(DESCRIPTION OF THE TASK) Among the entries below, count the lines where the string "from" occurs, and give only the number.

— Start SUPPLIED MATERIAL —

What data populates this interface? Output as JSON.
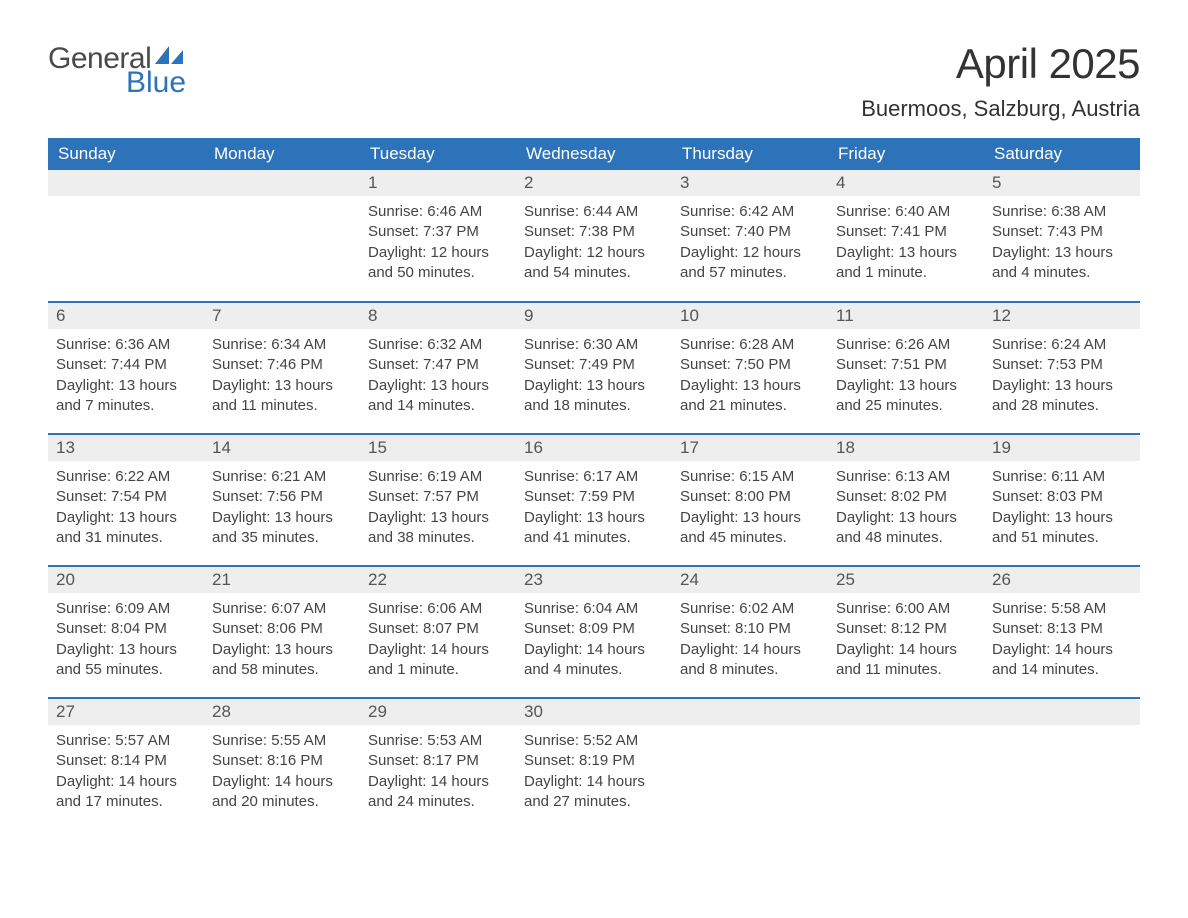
{
  "logo": {
    "word_general": "General",
    "word_blue": "Blue"
  },
  "title": {
    "month": "April 2025",
    "location": "Buermoos, Salzburg, Austria"
  },
  "colors": {
    "header_bg": "#2d73b9",
    "header_text": "#ffffff",
    "daynum_bg": "#eeeeee",
    "week_border": "#2d73b9",
    "body_text": "#444444",
    "page_bg": "#ffffff"
  },
  "calendar": {
    "day_headers": [
      "Sunday",
      "Monday",
      "Tuesday",
      "Wednesday",
      "Thursday",
      "Friday",
      "Saturday"
    ],
    "weeks": [
      [
        {
          "num": "",
          "sunrise": "",
          "sunset": "",
          "daylight": ""
        },
        {
          "num": "",
          "sunrise": "",
          "sunset": "",
          "daylight": ""
        },
        {
          "num": "1",
          "sunrise": "Sunrise: 6:46 AM",
          "sunset": "Sunset: 7:37 PM",
          "daylight": "Daylight: 12 hours and 50 minutes."
        },
        {
          "num": "2",
          "sunrise": "Sunrise: 6:44 AM",
          "sunset": "Sunset: 7:38 PM",
          "daylight": "Daylight: 12 hours and 54 minutes."
        },
        {
          "num": "3",
          "sunrise": "Sunrise: 6:42 AM",
          "sunset": "Sunset: 7:40 PM",
          "daylight": "Daylight: 12 hours and 57 minutes."
        },
        {
          "num": "4",
          "sunrise": "Sunrise: 6:40 AM",
          "sunset": "Sunset: 7:41 PM",
          "daylight": "Daylight: 13 hours and 1 minute."
        },
        {
          "num": "5",
          "sunrise": "Sunrise: 6:38 AM",
          "sunset": "Sunset: 7:43 PM",
          "daylight": "Daylight: 13 hours and 4 minutes."
        }
      ],
      [
        {
          "num": "6",
          "sunrise": "Sunrise: 6:36 AM",
          "sunset": "Sunset: 7:44 PM",
          "daylight": "Daylight: 13 hours and 7 minutes."
        },
        {
          "num": "7",
          "sunrise": "Sunrise: 6:34 AM",
          "sunset": "Sunset: 7:46 PM",
          "daylight": "Daylight: 13 hours and 11 minutes."
        },
        {
          "num": "8",
          "sunrise": "Sunrise: 6:32 AM",
          "sunset": "Sunset: 7:47 PM",
          "daylight": "Daylight: 13 hours and 14 minutes."
        },
        {
          "num": "9",
          "sunrise": "Sunrise: 6:30 AM",
          "sunset": "Sunset: 7:49 PM",
          "daylight": "Daylight: 13 hours and 18 minutes."
        },
        {
          "num": "10",
          "sunrise": "Sunrise: 6:28 AM",
          "sunset": "Sunset: 7:50 PM",
          "daylight": "Daylight: 13 hours and 21 minutes."
        },
        {
          "num": "11",
          "sunrise": "Sunrise: 6:26 AM",
          "sunset": "Sunset: 7:51 PM",
          "daylight": "Daylight: 13 hours and 25 minutes."
        },
        {
          "num": "12",
          "sunrise": "Sunrise: 6:24 AM",
          "sunset": "Sunset: 7:53 PM",
          "daylight": "Daylight: 13 hours and 28 minutes."
        }
      ],
      [
        {
          "num": "13",
          "sunrise": "Sunrise: 6:22 AM",
          "sunset": "Sunset: 7:54 PM",
          "daylight": "Daylight: 13 hours and 31 minutes."
        },
        {
          "num": "14",
          "sunrise": "Sunrise: 6:21 AM",
          "sunset": "Sunset: 7:56 PM",
          "daylight": "Daylight: 13 hours and 35 minutes."
        },
        {
          "num": "15",
          "sunrise": "Sunrise: 6:19 AM",
          "sunset": "Sunset: 7:57 PM",
          "daylight": "Daylight: 13 hours and 38 minutes."
        },
        {
          "num": "16",
          "sunrise": "Sunrise: 6:17 AM",
          "sunset": "Sunset: 7:59 PM",
          "daylight": "Daylight: 13 hours and 41 minutes."
        },
        {
          "num": "17",
          "sunrise": "Sunrise: 6:15 AM",
          "sunset": "Sunset: 8:00 PM",
          "daylight": "Daylight: 13 hours and 45 minutes."
        },
        {
          "num": "18",
          "sunrise": "Sunrise: 6:13 AM",
          "sunset": "Sunset: 8:02 PM",
          "daylight": "Daylight: 13 hours and 48 minutes."
        },
        {
          "num": "19",
          "sunrise": "Sunrise: 6:11 AM",
          "sunset": "Sunset: 8:03 PM",
          "daylight": "Daylight: 13 hours and 51 minutes."
        }
      ],
      [
        {
          "num": "20",
          "sunrise": "Sunrise: 6:09 AM",
          "sunset": "Sunset: 8:04 PM",
          "daylight": "Daylight: 13 hours and 55 minutes."
        },
        {
          "num": "21",
          "sunrise": "Sunrise: 6:07 AM",
          "sunset": "Sunset: 8:06 PM",
          "daylight": "Daylight: 13 hours and 58 minutes."
        },
        {
          "num": "22",
          "sunrise": "Sunrise: 6:06 AM",
          "sunset": "Sunset: 8:07 PM",
          "daylight": "Daylight: 14 hours and 1 minute."
        },
        {
          "num": "23",
          "sunrise": "Sunrise: 6:04 AM",
          "sunset": "Sunset: 8:09 PM",
          "daylight": "Daylight: 14 hours and 4 minutes."
        },
        {
          "num": "24",
          "sunrise": "Sunrise: 6:02 AM",
          "sunset": "Sunset: 8:10 PM",
          "daylight": "Daylight: 14 hours and 8 minutes."
        },
        {
          "num": "25",
          "sunrise": "Sunrise: 6:00 AM",
          "sunset": "Sunset: 8:12 PM",
          "daylight": "Daylight: 14 hours and 11 minutes."
        },
        {
          "num": "26",
          "sunrise": "Sunrise: 5:58 AM",
          "sunset": "Sunset: 8:13 PM",
          "daylight": "Daylight: 14 hours and 14 minutes."
        }
      ],
      [
        {
          "num": "27",
          "sunrise": "Sunrise: 5:57 AM",
          "sunset": "Sunset: 8:14 PM",
          "daylight": "Daylight: 14 hours and 17 minutes."
        },
        {
          "num": "28",
          "sunrise": "Sunrise: 5:55 AM",
          "sunset": "Sunset: 8:16 PM",
          "daylight": "Daylight: 14 hours and 20 minutes."
        },
        {
          "num": "29",
          "sunrise": "Sunrise: 5:53 AM",
          "sunset": "Sunset: 8:17 PM",
          "daylight": "Daylight: 14 hours and 24 minutes."
        },
        {
          "num": "30",
          "sunrise": "Sunrise: 5:52 AM",
          "sunset": "Sunset: 8:19 PM",
          "daylight": "Daylight: 14 hours and 27 minutes."
        },
        {
          "num": "",
          "sunrise": "",
          "sunset": "",
          "daylight": ""
        },
        {
          "num": "",
          "sunrise": "",
          "sunset": "",
          "daylight": ""
        },
        {
          "num": "",
          "sunrise": "",
          "sunset": "",
          "daylight": ""
        }
      ]
    ]
  }
}
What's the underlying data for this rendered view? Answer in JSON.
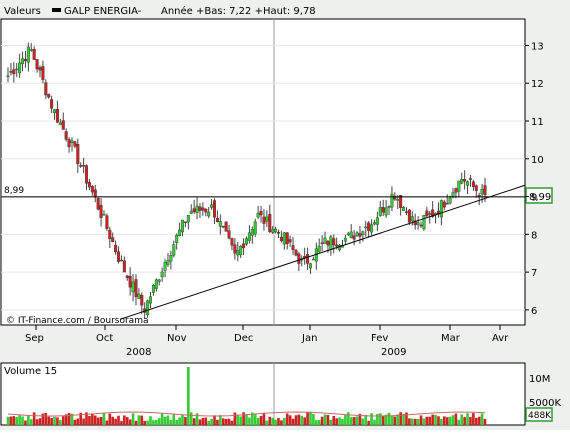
{
  "header": {
    "prefix": "Valeurs",
    "series_name": "GALP ENERGIA-",
    "stats": "Année +Bas: 7,22 +Haut: 9,78"
  },
  "credit": "© IT-Finance.com / Boursorama",
  "level_line": {
    "value": 8.99,
    "label_left": "8,99",
    "label_right": "8,99"
  },
  "months": [
    "Sep",
    "Oct",
    "Nov",
    "Dec",
    "Jan",
    "Fev",
    "Mar",
    "Avr"
  ],
  "years": [
    "2008",
    "2009"
  ],
  "y_ticks": [
    "13",
    "12",
    "11",
    "10",
    "9",
    "8",
    "7",
    "6"
  ],
  "volume_panel": {
    "title": "Volume 15",
    "ticks": [
      "10M",
      "5000K"
    ],
    "last_label": "488K"
  },
  "colors": {
    "up": "#33cc33",
    "down": "#cc2222",
    "highlight": "#339933"
  },
  "chart_data": {
    "type": "candlestick",
    "ylim": [
      5.6,
      13.7
    ],
    "x_categories": [
      "Sep",
      "Oct",
      "Nov",
      "Dec",
      "Jan",
      "Fev",
      "Mar",
      "Avr"
    ],
    "close_anchors": [
      {
        "month": "Sep",
        "close": 12.2
      },
      {
        "month": "Sep",
        "close": 12.9
      },
      {
        "month": "Sep",
        "close": 11.3
      },
      {
        "month": "Sep",
        "close": 10.1
      },
      {
        "month": "Sep",
        "close": 8.7
      },
      {
        "month": "Oct",
        "close": 7.2
      },
      {
        "month": "Oct",
        "close": 6.0
      },
      {
        "month": "Oct",
        "close": 7.4
      },
      {
        "month": "Oct",
        "close": 8.6
      },
      {
        "month": "Nov",
        "close": 8.7
      },
      {
        "month": "Nov",
        "close": 7.4
      },
      {
        "month": "Nov",
        "close": 8.5
      },
      {
        "month": "Dec",
        "close": 8.0
      },
      {
        "month": "Dec",
        "close": 7.2
      },
      {
        "month": "Jan",
        "close": 7.8
      },
      {
        "month": "Jan",
        "close": 7.9
      },
      {
        "month": "Fev",
        "close": 8.3
      },
      {
        "month": "Fev",
        "close": 9.1
      },
      {
        "month": "Fev",
        "close": 8.2
      },
      {
        "month": "Mar",
        "close": 8.7
      },
      {
        "month": "Mar",
        "close": 9.5
      },
      {
        "month": "Mar",
        "close": 8.99
      }
    ],
    "trendline": {
      "from": {
        "month": "Oct",
        "value": 5.75
      },
      "to": {
        "month": "Avr",
        "value": 9.3
      }
    },
    "volume_spike": {
      "month": "Nov",
      "value": 14000000
    },
    "volume_last": 488000
  }
}
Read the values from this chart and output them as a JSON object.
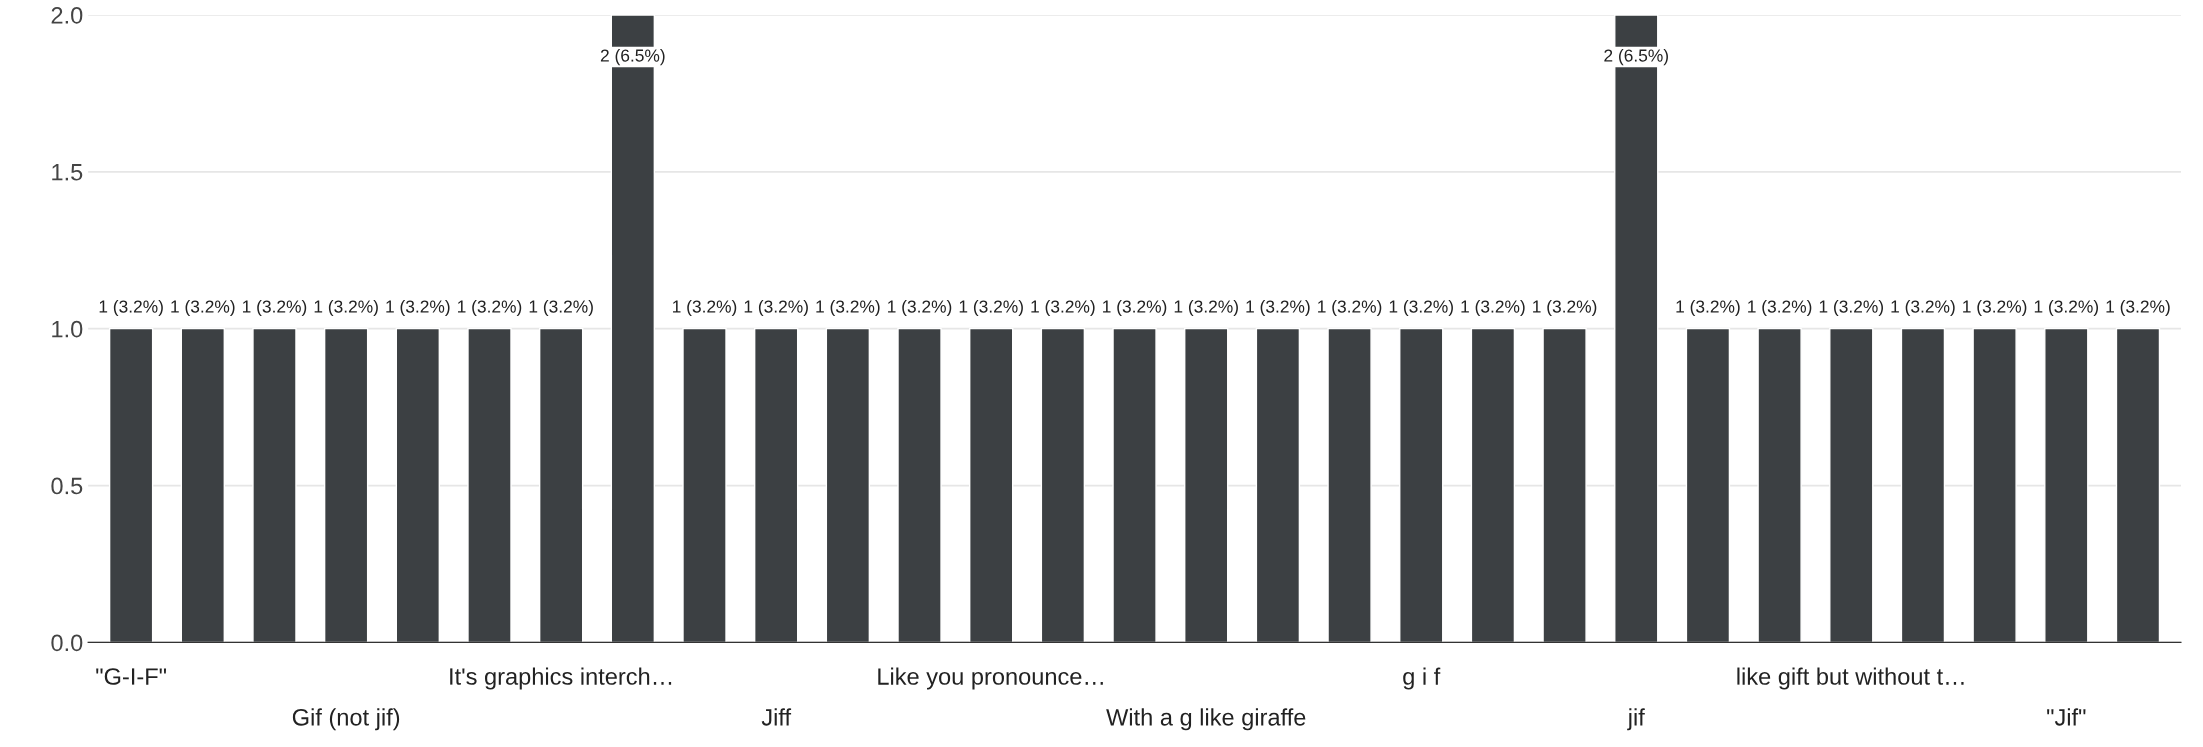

— End SUPPLIED MATERIAL —

(IN RESPONSE) 2